:: Provided data

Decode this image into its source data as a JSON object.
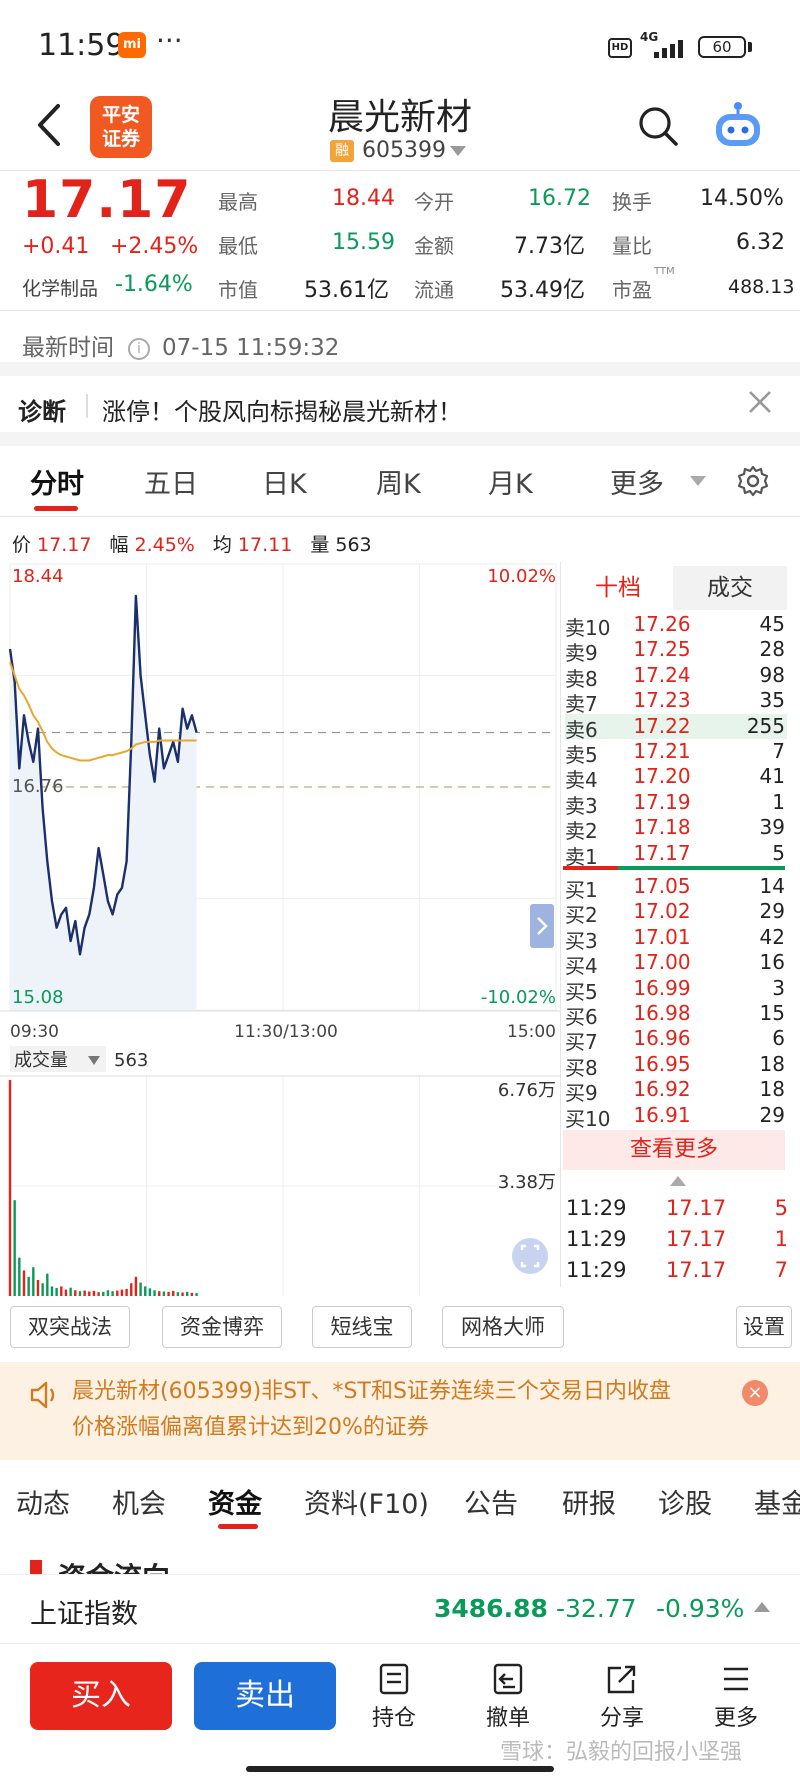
{
  "status_bar": {
    "time": "11:59",
    "mi": "mi",
    "hd": "HD",
    "net": "4G",
    "battery": "60"
  },
  "header": {
    "logo_line1": "平安",
    "logo_line2": "证券",
    "stock_name": "晨光新材",
    "rong_badge": "融",
    "stock_code": "605399"
  },
  "quote": {
    "price": "17.17",
    "change": "+0.41",
    "change_pct": "+2.45%",
    "sector_name": "化学制品",
    "sector_pct": "-1.64%",
    "fields": {
      "high_label": "最高",
      "high": "18.44",
      "low_label": "最低",
      "low": "15.59",
      "mcap_label": "市值",
      "mcap": "53.61亿",
      "open_label": "今开",
      "open": "16.72",
      "amount_label": "金额",
      "amount": "7.73亿",
      "float_label": "流通",
      "float": "53.49亿",
      "turnover_label": "换手",
      "turnover": "14.50%",
      "vol_ratio_label": "量比",
      "vol_ratio": "6.32",
      "pe_label": "市盈",
      "pe_sup": "TTM",
      "pe": "488.13"
    },
    "update_label": "最新时间",
    "update_time": "07-15 11:59:32"
  },
  "diagnosis": {
    "title": "诊断",
    "text": "涨停！个股风向标揭秘晨光新材！"
  },
  "chart_tabs": [
    "分时",
    "五日",
    "日K",
    "周K",
    "月K",
    "更多"
  ],
  "price_info": {
    "price_label": "价",
    "price": "17.17",
    "range_label": "幅",
    "range": "2.45%",
    "avg_label": "均",
    "avg": "17.11",
    "vol_label": "量",
    "vol": "563"
  },
  "chart": {
    "y_top": "18.44",
    "y_mid": "16.76",
    "y_bottom": "15.08",
    "pct_top": "10.02%",
    "pct_bottom": "-10.02%",
    "x_start": "09:30",
    "x_mid": "11:30/13:00",
    "x_end": "15:00",
    "volume_label": "成交量",
    "volume_value": "563",
    "vol_top": "6.76万",
    "vol_mid": "3.38万"
  },
  "chart_data": {
    "type": "line",
    "x_range": [
      "09:30",
      "15:00"
    ],
    "ylim": [
      15.08,
      18.44
    ],
    "prev_close": 16.76,
    "series": [
      {
        "values": [
          17.8,
          17.55,
          16.9,
          17.3,
          17.1,
          16.95,
          17.2,
          16.6,
          16.2,
          15.9,
          15.7,
          15.8,
          15.85,
          15.6,
          15.75,
          15.5,
          15.7,
          15.8,
          16.0,
          16.3,
          16.1,
          15.9,
          15.8,
          15.95,
          16.0,
          16.2,
          17.1,
          18.2,
          17.6,
          17.3,
          17.0,
          16.8,
          17.2,
          16.9,
          17.0,
          17.1,
          16.95,
          17.35,
          17.2,
          17.3,
          17.17
        ]
      },
      {
        "values": [
          17.7,
          17.6,
          17.5,
          17.45,
          17.38,
          17.3,
          17.25,
          17.18,
          17.1,
          17.05,
          17.02,
          17.0,
          16.99,
          16.98,
          16.97,
          16.96,
          16.96,
          16.96,
          16.97,
          16.98,
          16.99,
          17.0,
          17.0,
          17.01,
          17.02,
          17.03,
          17.05,
          17.08,
          17.09,
          17.1,
          17.1,
          17.1,
          17.11,
          17.11,
          17.11,
          17.11,
          17.11,
          17.11,
          17.11,
          17.11,
          17.11
        ]
      }
    ],
    "volume": [
      67600,
      30000,
      12000,
      8000,
      6000,
      9000,
      5000,
      4000,
      7000,
      3000,
      2500,
      3000,
      2000,
      2600,
      1800,
      1500,
      1700,
      1400,
      1600,
      1200,
      1300,
      1800,
      1500,
      1700,
      2000,
      2200,
      4000,
      6000,
      4200,
      3000,
      2400,
      1800,
      1500,
      1400,
      1300,
      1600,
      1200,
      1100,
      1300,
      1000,
      900
    ]
  },
  "order_book": {
    "tab_ten": "十档",
    "tab_deals": "成交",
    "asks": [
      {
        "label": "卖10",
        "price": "17.26",
        "vol": "45"
      },
      {
        "label": "卖9",
        "price": "17.25",
        "vol": "28"
      },
      {
        "label": "卖8",
        "price": "17.24",
        "vol": "98"
      },
      {
        "label": "卖7",
        "price": "17.23",
        "vol": "35"
      },
      {
        "label": "卖6",
        "price": "17.22",
        "vol": "255"
      },
      {
        "label": "卖5",
        "price": "17.21",
        "vol": "7"
      },
      {
        "label": "卖4",
        "price": "17.20",
        "vol": "41"
      },
      {
        "label": "卖3",
        "price": "17.19",
        "vol": "1"
      },
      {
        "label": "卖2",
        "price": "17.18",
        "vol": "39"
      },
      {
        "label": "卖1",
        "price": "17.17",
        "vol": "5"
      }
    ],
    "bids": [
      {
        "label": "买1",
        "price": "17.05",
        "vol": "14"
      },
      {
        "label": "买2",
        "price": "17.02",
        "vol": "29"
      },
      {
        "label": "买3",
        "price": "17.01",
        "vol": "42"
      },
      {
        "label": "买4",
        "price": "17.00",
        "vol": "16"
      },
      {
        "label": "买5",
        "price": "16.99",
        "vol": "3"
      },
      {
        "label": "买6",
        "price": "16.98",
        "vol": "15"
      },
      {
        "label": "买7",
        "price": "16.96",
        "vol": "6"
      },
      {
        "label": "买8",
        "price": "16.95",
        "vol": "18"
      },
      {
        "label": "买9",
        "price": "16.92",
        "vol": "18"
      },
      {
        "label": "买10",
        "price": "16.91",
        "vol": "29"
      }
    ],
    "see_more": "查看更多",
    "trades": [
      {
        "time": "11:29",
        "price": "17.17",
        "vol": "5"
      },
      {
        "time": "11:29",
        "price": "17.17",
        "vol": "1"
      },
      {
        "time": "11:29",
        "price": "17.17",
        "vol": "7"
      }
    ]
  },
  "tools": [
    "双突战法",
    "资金博弈",
    "短线宝",
    "网格大师"
  ],
  "settings_label": "设置",
  "notice": {
    "line1": "晨光新材(605399)非ST、*ST和S证券连续三个交易日内收盘",
    "line2": "价格涨幅偏离值累计达到20%的证券",
    "close": "×"
  },
  "section_tabs": [
    "动态",
    "机会",
    "资金",
    "资料(F10)",
    "公告",
    "研报",
    "诊股",
    "基金"
  ],
  "peek_title": "资金流向",
  "index_bar": {
    "name": "上证指数",
    "value": "3486.88",
    "change": "-32.77",
    "pct": "-0.93%"
  },
  "bottom": {
    "buy": "买入",
    "sell": "卖出",
    "hold": "持仓",
    "cancel": "撤单",
    "share": "分享",
    "more": "更多"
  },
  "watermark": "雪球：弘毅的回报小坚强",
  "colors": {
    "up": "#e2231a",
    "down": "#0a9a5a",
    "line": "#1a2f6b",
    "avg": "#e6a832"
  }
}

::::

Brief>
All preceding records should be duplicated verbatim, images excepted.

Solution to the exercise>
Decode this image into its source data as a JSON object.
{
  "status_bar": {
    "time": "11:59",
    "mi": "mi",
    "hd": "HD",
    "net": "4G",
    "battery": "60"
  },
  "header": {
    "logo_line1": "平安",
    "logo_line2": "证券",
    "stock_name": "晨光新材",
    "rong_badge": "融",
    "stock_code": "605399"
  },
  "quote": {
    "price": "17.17",
    "change": "+0.41",
    "change_pct": "+2.45%",
    "sector_name": "化学制品",
    "sector_pct": "-1.64%",
    "fields": {
      "high_label": "最高",
      "high": "18.44",
      "low_label": "最低",
      "low": "15.59",
      "mcap_label": "市值",
      "mcap": "53.61亿",
      "open_label": "今开",
      "open": "16.72",
      "amount_label": "金额",
      "amount": "7.73亿",
      "float_label": "流通",
      "float": "53.49亿",
      "turnover_label": "换手",
      "turnover": "14.50%",
      "vol_ratio_label": "量比",
      "vol_ratio": "6.32",
      "pe_label": "市盈",
      "pe_sup": "TTM",
      "pe": "488.13"
    },
    "update_label": "最新时间",
    "update_time": "07-15 11:59:32"
  },
  "diagnosis": {
    "title": "诊断",
    "text": "涨停！个股风向标揭秘晨光新材！"
  },
  "chart_tabs": [
    "分时",
    "五日",
    "日K",
    "周K",
    "月K",
    "更多"
  ],
  "price_info": {
    "price_label": "价",
    "price": "17.17",
    "range_label": "幅",
    "range": "2.45%",
    "avg_label": "均",
    "avg": "17.11",
    "vol_label": "量",
    "vol": "563"
  },
  "chart": {
    "y_top": "18.44",
    "y_mid": "16.76",
    "y_bottom": "15.08",
    "pct_top": "10.02%",
    "pct_bottom": "-10.02%",
    "x_start": "09:30",
    "x_mid": "11:30/13:00",
    "x_end": "15:00",
    "volume_label": "成交量",
    "volume_value": "563",
    "vol_top": "6.76万",
    "vol_mid": "3.38万"
  },
  "chart_data": {
    "type": "line",
    "x_range": [
      "09:30",
      "15:00"
    ],
    "ylim": [
      15.08,
      18.44
    ],
    "prev_close": 16.76,
    "series": [
      {
        "values": [
          17.8,
          17.55,
          16.9,
          17.3,
          17.1,
          16.95,
          17.2,
          16.6,
          16.2,
          15.9,
          15.7,
          15.8,
          15.85,
          15.6,
          15.75,
          15.5,
          15.7,
          15.8,
          16.0,
          16.3,
          16.1,
          15.9,
          15.8,
          15.95,
          16.0,
          16.2,
          17.1,
          18.2,
          17.6,
          17.3,
          17.0,
          16.8,
          17.2,
          16.9,
          17.0,
          17.1,
          16.95,
          17.35,
          17.2,
          17.3,
          17.17
        ]
      },
      {
        "values": [
          17.7,
          17.6,
          17.5,
          17.45,
          17.38,
          17.3,
          17.25,
          17.18,
          17.1,
          17.05,
          17.02,
          17.0,
          16.99,
          16.98,
          16.97,
          16.96,
          16.96,
          16.96,
          16.97,
          16.98,
          16.99,
          17.0,
          17.0,
          17.01,
          17.02,
          17.03,
          17.05,
          17.08,
          17.09,
          17.1,
          17.1,
          17.1,
          17.11,
          17.11,
          17.11,
          17.11,
          17.11,
          17.11,
          17.11,
          17.11,
          17.11
        ]
      }
    ],
    "volume": [
      67600,
      30000,
      12000,
      8000,
      6000,
      9000,
      5000,
      4000,
      7000,
      3000,
      2500,
      3000,
      2000,
      2600,
      1800,
      1500,
      1700,
      1400,
      1600,
      1200,
      1300,
      1800,
      1500,
      1700,
      2000,
      2200,
      4000,
      6000,
      4200,
      3000,
      2400,
      1800,
      1500,
      1400,
      1300,
      1600,
      1200,
      1100,
      1300,
      1000,
      900
    ]
  },
  "order_book": {
    "tab_ten": "十档",
    "tab_deals": "成交",
    "asks": [
      {
        "label": "卖10",
        "price": "17.26",
        "vol": "45"
      },
      {
        "label": "卖9",
        "price": "17.25",
        "vol": "28"
      },
      {
        "label": "卖8",
        "price": "17.24",
        "vol": "98"
      },
      {
        "label": "卖7",
        "price": "17.23",
        "vol": "35"
      },
      {
        "label": "卖6",
        "price": "17.22",
        "vol": "255"
      },
      {
        "label": "卖5",
        "price": "17.21",
        "vol": "7"
      },
      {
        "label": "卖4",
        "price": "17.20",
        "vol": "41"
      },
      {
        "label": "卖3",
        "price": "17.19",
        "vol": "1"
      },
      {
        "label": "卖2",
        "price": "17.18",
        "vol": "39"
      },
      {
        "label": "卖1",
        "price": "17.17",
        "vol": "5"
      }
    ],
    "bids": [
      {
        "label": "买1",
        "price": "17.05",
        "vol": "14"
      },
      {
        "label": "买2",
        "price": "17.02",
        "vol": "29"
      },
      {
        "label": "买3",
        "price": "17.01",
        "vol": "42"
      },
      {
        "label": "买4",
        "price": "17.00",
        "vol": "16"
      },
      {
        "label": "买5",
        "price": "16.99",
        "vol": "3"
      },
      {
        "label": "买6",
        "price": "16.98",
        "vol": "15"
      },
      {
        "label": "买7",
        "price": "16.96",
        "vol": "6"
      },
      {
        "label": "买8",
        "price": "16.95",
        "vol": "18"
      },
      {
        "label": "买9",
        "price": "16.92",
        "vol": "18"
      },
      {
        "label": "买10",
        "price": "16.91",
        "vol": "29"
      }
    ],
    "see_more": "查看更多",
    "trades": [
      {
        "time": "11:29",
        "price": "17.17",
        "vol": "5"
      },
      {
        "time": "11:29",
        "price": "17.17",
        "vol": "1"
      },
      {
        "time": "11:29",
        "price": "17.17",
        "vol": "7"
      }
    ]
  },
  "tools": [
    "双突战法",
    "资金博弈",
    "短线宝",
    "网格大师"
  ],
  "settings_label": "设置",
  "notice": {
    "line1": "晨光新材(605399)非ST、*ST和S证券连续三个交易日内收盘",
    "line2": "价格涨幅偏离值累计达到20%的证券",
    "close": "×"
  },
  "section_tabs": [
    "动态",
    "机会",
    "资金",
    "资料(F10)",
    "公告",
    "研报",
    "诊股",
    "基金"
  ],
  "peek_title": "资金流向",
  "index_bar": {
    "name": "上证指数",
    "value": "3486.88",
    "change": "-32.77",
    "pct": "-0.93%"
  },
  "bottom": {
    "buy": "买入",
    "sell": "卖出",
    "hold": "持仓",
    "cancel": "撤单",
    "share": "分享",
    "more": "更多"
  },
  "watermark": "雪球：弘毅的回报小坚强",
  "colors": {
    "up": "#e2231a",
    "down": "#0a9a5a",
    "line": "#1a2f6b",
    "avg": "#e6a832"
  }
}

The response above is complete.